A run of records
(begin)

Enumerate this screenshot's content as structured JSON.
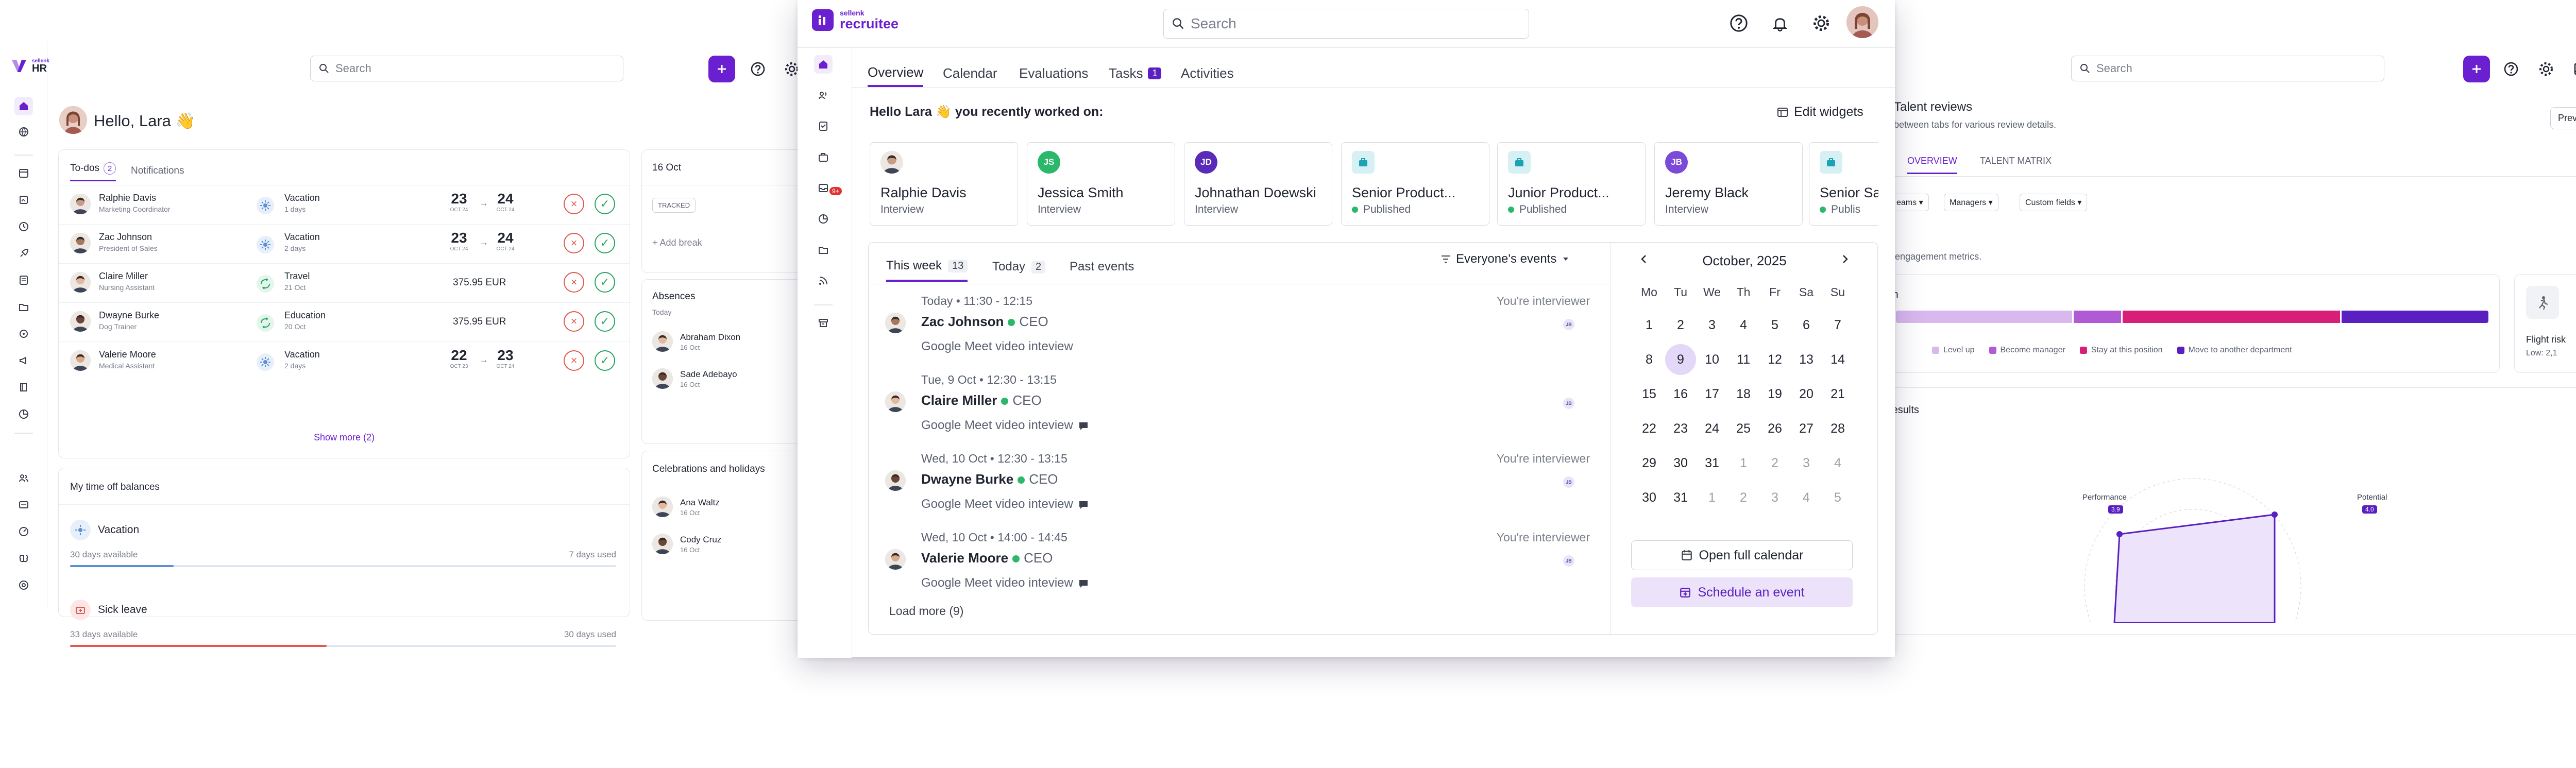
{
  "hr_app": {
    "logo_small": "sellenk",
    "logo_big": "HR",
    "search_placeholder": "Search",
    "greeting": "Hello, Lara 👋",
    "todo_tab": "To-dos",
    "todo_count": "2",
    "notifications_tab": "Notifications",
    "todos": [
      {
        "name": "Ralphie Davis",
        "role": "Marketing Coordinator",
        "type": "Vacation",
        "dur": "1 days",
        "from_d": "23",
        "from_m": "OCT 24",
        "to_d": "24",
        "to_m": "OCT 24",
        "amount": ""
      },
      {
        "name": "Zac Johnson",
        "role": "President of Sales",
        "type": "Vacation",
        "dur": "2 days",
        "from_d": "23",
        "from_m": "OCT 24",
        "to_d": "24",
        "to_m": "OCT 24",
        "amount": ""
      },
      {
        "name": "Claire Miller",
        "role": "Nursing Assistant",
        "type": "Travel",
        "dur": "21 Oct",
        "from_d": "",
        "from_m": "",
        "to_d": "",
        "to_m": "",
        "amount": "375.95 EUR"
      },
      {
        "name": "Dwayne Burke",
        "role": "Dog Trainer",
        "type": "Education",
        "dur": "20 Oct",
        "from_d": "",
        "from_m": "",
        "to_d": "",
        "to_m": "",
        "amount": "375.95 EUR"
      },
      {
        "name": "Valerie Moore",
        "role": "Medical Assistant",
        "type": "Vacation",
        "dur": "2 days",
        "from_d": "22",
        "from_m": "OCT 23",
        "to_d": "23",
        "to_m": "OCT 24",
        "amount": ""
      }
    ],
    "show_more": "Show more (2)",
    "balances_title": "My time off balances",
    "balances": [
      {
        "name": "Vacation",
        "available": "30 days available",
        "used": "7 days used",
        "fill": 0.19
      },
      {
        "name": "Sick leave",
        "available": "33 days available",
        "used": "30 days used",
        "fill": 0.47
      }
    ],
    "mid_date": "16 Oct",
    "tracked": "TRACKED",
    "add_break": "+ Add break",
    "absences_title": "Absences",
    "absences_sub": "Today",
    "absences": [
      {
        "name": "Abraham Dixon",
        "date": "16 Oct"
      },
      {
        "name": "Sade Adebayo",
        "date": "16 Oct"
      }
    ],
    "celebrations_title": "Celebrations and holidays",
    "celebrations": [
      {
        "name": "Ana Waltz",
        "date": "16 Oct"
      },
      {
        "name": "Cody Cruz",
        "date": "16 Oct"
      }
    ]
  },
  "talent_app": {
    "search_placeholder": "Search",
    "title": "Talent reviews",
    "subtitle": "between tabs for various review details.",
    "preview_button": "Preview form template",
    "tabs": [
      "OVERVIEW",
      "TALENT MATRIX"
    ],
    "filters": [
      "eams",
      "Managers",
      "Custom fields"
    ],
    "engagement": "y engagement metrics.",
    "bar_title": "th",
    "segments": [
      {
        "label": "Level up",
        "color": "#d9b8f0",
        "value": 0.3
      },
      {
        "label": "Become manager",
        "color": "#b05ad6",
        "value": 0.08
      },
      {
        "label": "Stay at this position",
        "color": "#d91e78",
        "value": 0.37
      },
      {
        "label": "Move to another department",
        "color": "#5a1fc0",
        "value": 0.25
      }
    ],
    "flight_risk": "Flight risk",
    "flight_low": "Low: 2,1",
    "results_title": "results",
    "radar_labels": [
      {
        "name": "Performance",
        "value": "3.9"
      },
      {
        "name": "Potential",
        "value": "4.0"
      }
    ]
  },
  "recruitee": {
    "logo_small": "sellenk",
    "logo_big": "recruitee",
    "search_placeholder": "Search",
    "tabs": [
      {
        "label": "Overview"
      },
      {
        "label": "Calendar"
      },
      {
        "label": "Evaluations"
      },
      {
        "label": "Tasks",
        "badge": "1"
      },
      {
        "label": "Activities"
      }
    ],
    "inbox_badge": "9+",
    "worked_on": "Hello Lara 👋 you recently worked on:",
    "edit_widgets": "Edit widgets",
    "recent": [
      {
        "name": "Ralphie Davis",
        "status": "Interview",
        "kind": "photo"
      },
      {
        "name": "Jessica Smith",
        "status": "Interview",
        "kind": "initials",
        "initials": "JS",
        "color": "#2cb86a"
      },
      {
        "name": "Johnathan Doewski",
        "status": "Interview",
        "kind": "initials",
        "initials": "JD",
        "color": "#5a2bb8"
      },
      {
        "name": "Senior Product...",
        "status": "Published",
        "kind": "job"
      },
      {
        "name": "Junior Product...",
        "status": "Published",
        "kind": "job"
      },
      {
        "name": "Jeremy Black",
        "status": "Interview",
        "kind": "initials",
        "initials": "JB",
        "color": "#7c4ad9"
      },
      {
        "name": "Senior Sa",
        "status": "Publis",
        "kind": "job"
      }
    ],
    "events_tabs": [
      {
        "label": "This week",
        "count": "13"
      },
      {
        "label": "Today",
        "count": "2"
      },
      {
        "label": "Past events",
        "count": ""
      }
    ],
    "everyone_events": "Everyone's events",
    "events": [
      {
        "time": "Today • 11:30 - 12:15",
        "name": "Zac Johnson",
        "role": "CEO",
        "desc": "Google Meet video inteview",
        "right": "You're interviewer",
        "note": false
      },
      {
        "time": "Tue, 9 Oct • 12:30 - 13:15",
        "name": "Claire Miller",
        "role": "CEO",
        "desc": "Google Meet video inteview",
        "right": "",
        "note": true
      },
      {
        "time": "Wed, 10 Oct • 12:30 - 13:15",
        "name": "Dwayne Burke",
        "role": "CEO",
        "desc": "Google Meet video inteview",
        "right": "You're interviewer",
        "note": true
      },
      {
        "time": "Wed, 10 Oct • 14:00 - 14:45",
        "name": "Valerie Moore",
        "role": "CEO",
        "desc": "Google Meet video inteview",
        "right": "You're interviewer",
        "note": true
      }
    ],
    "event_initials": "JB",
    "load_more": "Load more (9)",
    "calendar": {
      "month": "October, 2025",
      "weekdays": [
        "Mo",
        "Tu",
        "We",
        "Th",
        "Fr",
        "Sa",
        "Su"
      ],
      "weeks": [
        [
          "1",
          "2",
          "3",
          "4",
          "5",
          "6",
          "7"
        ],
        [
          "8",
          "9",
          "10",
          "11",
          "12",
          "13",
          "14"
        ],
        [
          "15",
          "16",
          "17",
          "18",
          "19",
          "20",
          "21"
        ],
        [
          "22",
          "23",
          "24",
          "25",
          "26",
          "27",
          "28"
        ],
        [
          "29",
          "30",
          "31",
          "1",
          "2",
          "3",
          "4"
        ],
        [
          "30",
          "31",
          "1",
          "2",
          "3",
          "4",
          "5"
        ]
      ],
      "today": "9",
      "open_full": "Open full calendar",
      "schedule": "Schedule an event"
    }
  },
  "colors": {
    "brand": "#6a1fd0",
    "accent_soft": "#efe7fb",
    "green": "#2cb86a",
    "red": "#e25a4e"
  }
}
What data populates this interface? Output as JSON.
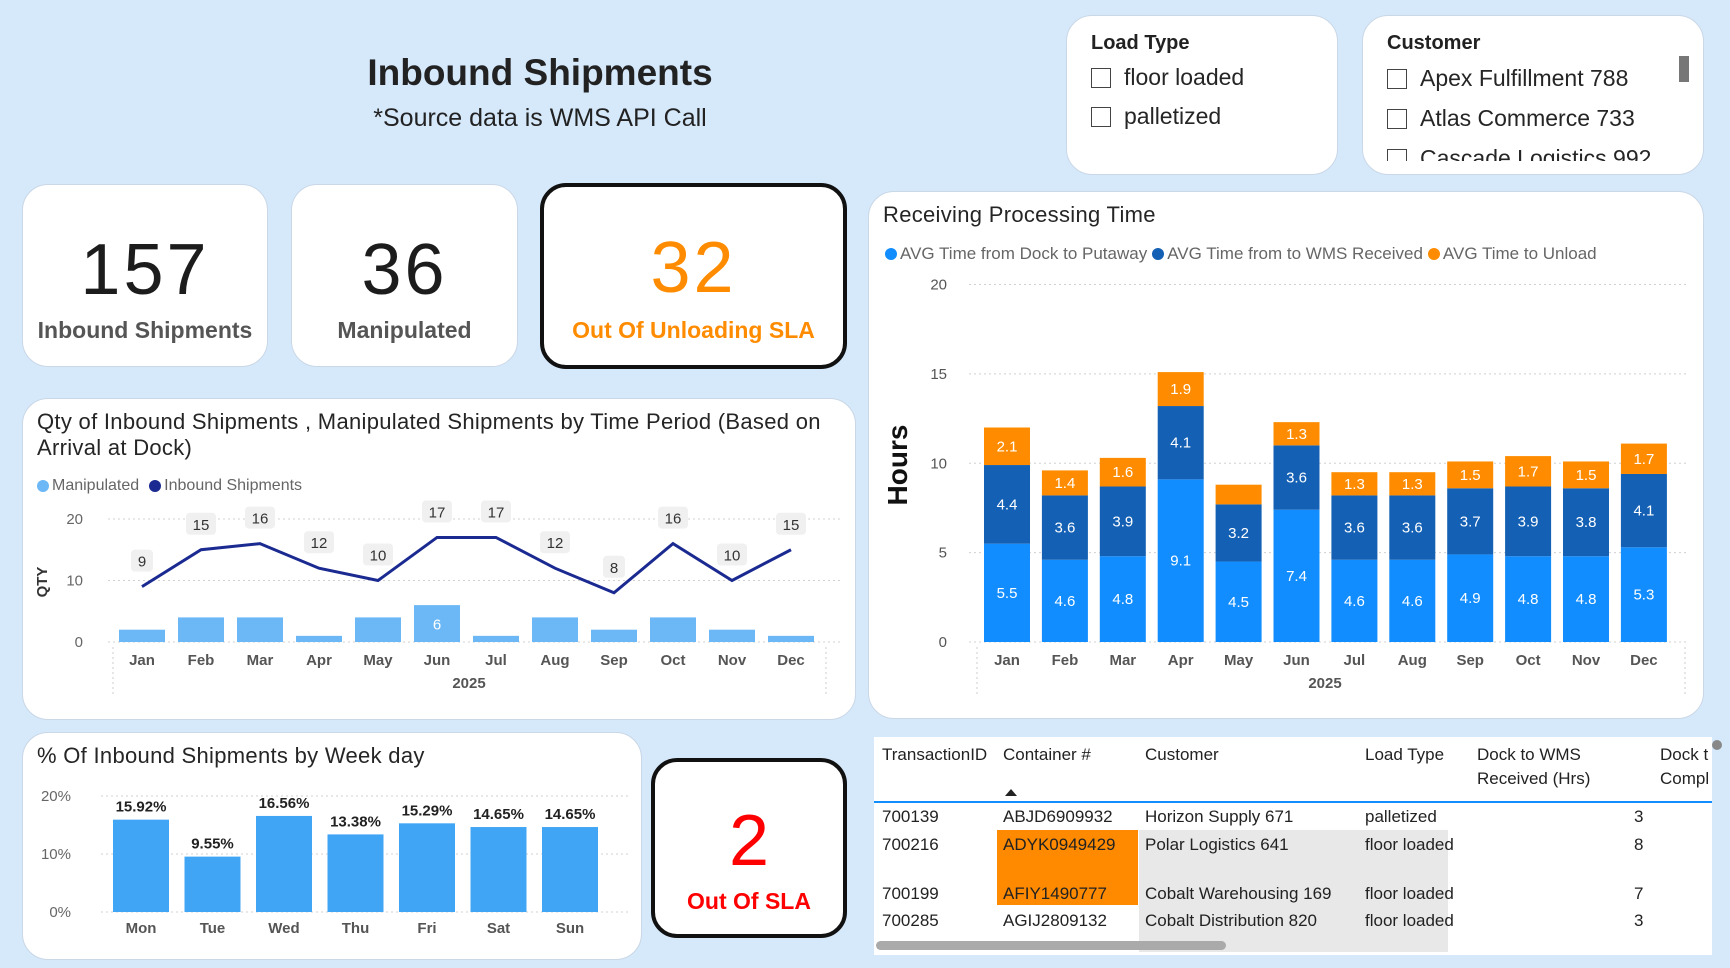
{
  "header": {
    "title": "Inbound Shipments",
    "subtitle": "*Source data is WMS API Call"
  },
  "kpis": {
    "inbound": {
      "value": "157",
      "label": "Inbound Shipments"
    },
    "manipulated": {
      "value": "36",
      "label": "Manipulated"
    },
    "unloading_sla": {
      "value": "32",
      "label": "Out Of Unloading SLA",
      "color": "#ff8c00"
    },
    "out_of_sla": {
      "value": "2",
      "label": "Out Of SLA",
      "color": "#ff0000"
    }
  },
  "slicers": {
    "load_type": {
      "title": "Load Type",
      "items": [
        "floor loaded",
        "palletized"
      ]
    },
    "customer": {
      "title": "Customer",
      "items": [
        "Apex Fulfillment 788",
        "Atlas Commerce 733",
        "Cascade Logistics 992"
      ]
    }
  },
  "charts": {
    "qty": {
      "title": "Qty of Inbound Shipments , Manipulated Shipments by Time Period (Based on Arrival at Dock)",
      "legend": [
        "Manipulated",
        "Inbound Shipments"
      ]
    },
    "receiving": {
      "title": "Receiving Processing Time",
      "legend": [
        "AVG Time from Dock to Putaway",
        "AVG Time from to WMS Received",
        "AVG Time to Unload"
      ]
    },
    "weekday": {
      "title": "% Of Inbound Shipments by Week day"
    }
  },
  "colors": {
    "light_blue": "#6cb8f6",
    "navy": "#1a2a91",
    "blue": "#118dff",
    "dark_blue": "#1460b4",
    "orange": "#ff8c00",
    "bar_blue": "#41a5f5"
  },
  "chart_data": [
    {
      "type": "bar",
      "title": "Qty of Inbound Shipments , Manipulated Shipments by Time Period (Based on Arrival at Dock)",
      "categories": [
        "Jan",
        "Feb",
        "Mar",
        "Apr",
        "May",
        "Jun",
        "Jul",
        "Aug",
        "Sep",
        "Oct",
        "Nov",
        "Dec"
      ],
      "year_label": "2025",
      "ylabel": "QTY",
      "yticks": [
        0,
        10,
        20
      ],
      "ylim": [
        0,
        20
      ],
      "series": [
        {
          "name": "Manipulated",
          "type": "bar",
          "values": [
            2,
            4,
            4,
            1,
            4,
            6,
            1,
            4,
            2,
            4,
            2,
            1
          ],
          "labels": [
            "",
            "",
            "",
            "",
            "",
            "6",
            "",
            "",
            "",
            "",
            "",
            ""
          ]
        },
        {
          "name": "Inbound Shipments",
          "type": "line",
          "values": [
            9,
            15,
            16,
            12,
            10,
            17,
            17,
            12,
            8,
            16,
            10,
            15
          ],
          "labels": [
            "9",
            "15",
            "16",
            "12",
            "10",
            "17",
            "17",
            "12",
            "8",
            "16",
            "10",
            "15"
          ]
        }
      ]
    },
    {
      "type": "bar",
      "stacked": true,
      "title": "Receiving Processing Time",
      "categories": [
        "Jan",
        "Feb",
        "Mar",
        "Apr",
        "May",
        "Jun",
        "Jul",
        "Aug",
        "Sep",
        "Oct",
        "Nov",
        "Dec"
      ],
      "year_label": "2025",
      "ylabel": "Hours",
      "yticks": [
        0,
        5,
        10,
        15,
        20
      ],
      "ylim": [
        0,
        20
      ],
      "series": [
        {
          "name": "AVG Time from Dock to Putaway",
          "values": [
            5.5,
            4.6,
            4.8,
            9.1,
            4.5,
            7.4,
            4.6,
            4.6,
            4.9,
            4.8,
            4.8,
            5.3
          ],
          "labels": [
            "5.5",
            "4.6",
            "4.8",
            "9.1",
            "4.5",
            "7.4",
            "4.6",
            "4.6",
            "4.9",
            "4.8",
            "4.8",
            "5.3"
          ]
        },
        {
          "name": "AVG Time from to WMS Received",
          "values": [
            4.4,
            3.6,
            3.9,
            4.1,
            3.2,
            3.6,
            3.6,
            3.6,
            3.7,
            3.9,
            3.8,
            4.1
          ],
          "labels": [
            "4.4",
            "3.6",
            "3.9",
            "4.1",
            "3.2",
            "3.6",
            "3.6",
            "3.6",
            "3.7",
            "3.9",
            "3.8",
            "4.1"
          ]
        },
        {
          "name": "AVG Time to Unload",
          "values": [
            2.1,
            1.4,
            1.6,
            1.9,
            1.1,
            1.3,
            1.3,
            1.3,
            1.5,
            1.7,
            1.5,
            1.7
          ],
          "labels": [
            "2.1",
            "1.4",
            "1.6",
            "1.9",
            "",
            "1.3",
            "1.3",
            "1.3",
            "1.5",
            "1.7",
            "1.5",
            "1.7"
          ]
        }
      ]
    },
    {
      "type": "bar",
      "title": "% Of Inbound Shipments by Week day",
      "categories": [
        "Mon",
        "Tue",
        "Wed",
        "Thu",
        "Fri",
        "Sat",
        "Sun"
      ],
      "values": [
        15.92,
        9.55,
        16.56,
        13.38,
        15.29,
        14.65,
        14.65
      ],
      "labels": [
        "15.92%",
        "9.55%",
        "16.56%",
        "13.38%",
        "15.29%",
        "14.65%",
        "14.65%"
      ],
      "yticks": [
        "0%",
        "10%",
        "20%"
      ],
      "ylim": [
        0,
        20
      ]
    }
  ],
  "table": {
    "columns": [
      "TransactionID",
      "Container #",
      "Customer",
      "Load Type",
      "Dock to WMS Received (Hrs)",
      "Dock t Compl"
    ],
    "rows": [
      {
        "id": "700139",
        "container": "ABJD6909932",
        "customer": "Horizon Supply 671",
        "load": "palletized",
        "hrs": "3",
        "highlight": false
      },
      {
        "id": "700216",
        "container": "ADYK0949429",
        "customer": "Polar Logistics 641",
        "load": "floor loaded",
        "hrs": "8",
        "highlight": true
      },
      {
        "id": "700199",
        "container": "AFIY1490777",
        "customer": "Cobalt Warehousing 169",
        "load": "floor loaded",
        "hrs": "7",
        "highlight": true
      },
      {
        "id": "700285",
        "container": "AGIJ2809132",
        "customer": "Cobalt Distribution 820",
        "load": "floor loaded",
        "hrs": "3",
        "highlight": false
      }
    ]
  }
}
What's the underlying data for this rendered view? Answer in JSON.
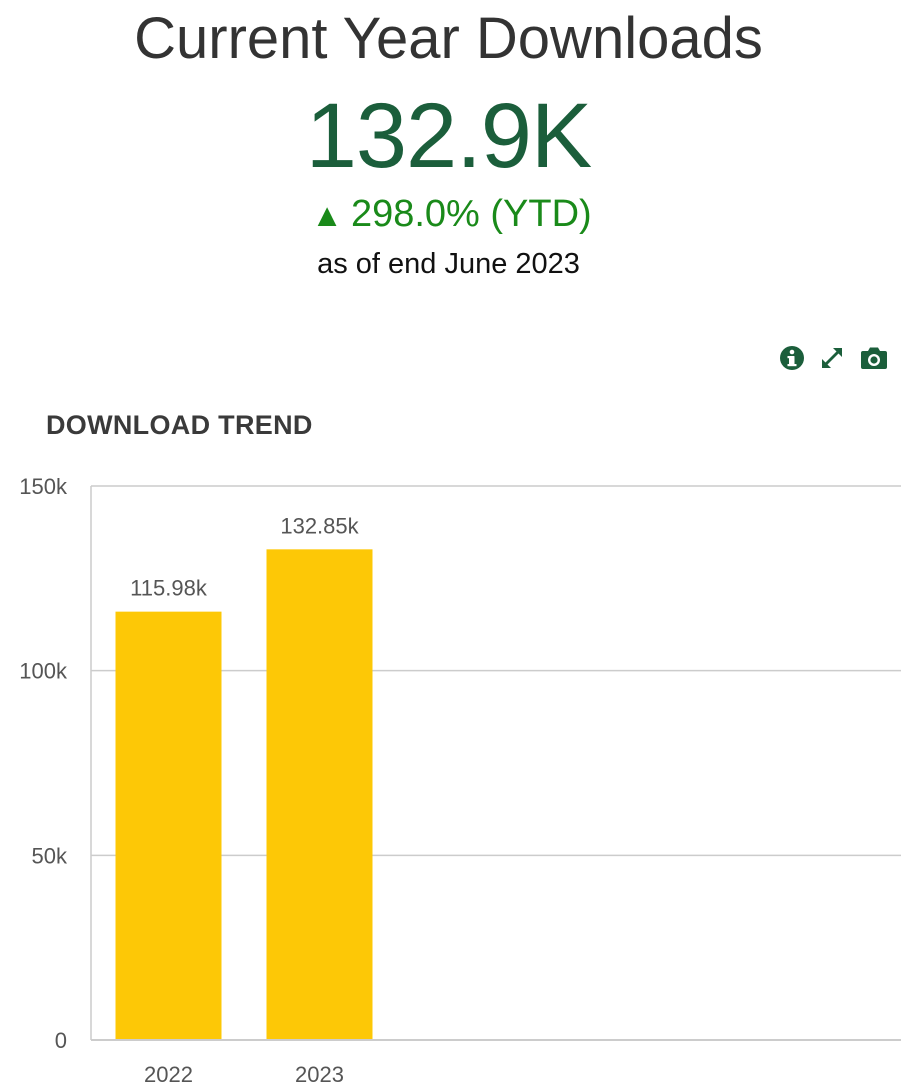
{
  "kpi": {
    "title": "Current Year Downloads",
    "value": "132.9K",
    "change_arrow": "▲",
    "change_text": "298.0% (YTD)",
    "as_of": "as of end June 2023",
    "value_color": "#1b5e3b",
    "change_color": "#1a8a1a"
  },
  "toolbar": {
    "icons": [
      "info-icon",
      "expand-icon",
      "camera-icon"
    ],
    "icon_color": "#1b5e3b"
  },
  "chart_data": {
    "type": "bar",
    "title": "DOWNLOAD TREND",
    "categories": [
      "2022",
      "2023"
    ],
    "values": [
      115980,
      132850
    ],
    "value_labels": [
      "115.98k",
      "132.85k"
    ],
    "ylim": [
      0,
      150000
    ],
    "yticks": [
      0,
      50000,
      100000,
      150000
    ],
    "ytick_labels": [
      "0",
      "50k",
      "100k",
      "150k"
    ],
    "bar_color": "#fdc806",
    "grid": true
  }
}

(end)

### PROBLEM TO WORK ON:
Extract the lines beginning with the one that contains "What's the underlying" and ending with the last line of the listing. Keep them exact and drop the pictures.

### ANSWER TO THIS PROBLEM:
What's the underlying data for this rendered view? Answer in JSON.
{
  "kpi": {
    "title": "Current Year Downloads",
    "value": "132.9K",
    "change_arrow": "▲",
    "change_text": "298.0% (YTD)",
    "as_of": "as of end June 2023",
    "value_color": "#1b5e3b",
    "change_color": "#1a8a1a"
  },
  "toolbar": {
    "icons": [
      "info-icon",
      "expand-icon",
      "camera-icon"
    ],
    "icon_color": "#1b5e3b"
  },
  "chart_data": {
    "type": "bar",
    "title": "DOWNLOAD TREND",
    "categories": [
      "2022",
      "2023"
    ],
    "values": [
      115980,
      132850
    ],
    "value_labels": [
      "115.98k",
      "132.85k"
    ],
    "ylim": [
      0,
      150000
    ],
    "yticks": [
      0,
      50000,
      100000,
      150000
    ],
    "ytick_labels": [
      "0",
      "50k",
      "100k",
      "150k"
    ],
    "bar_color": "#fdc806",
    "grid": true
  }
}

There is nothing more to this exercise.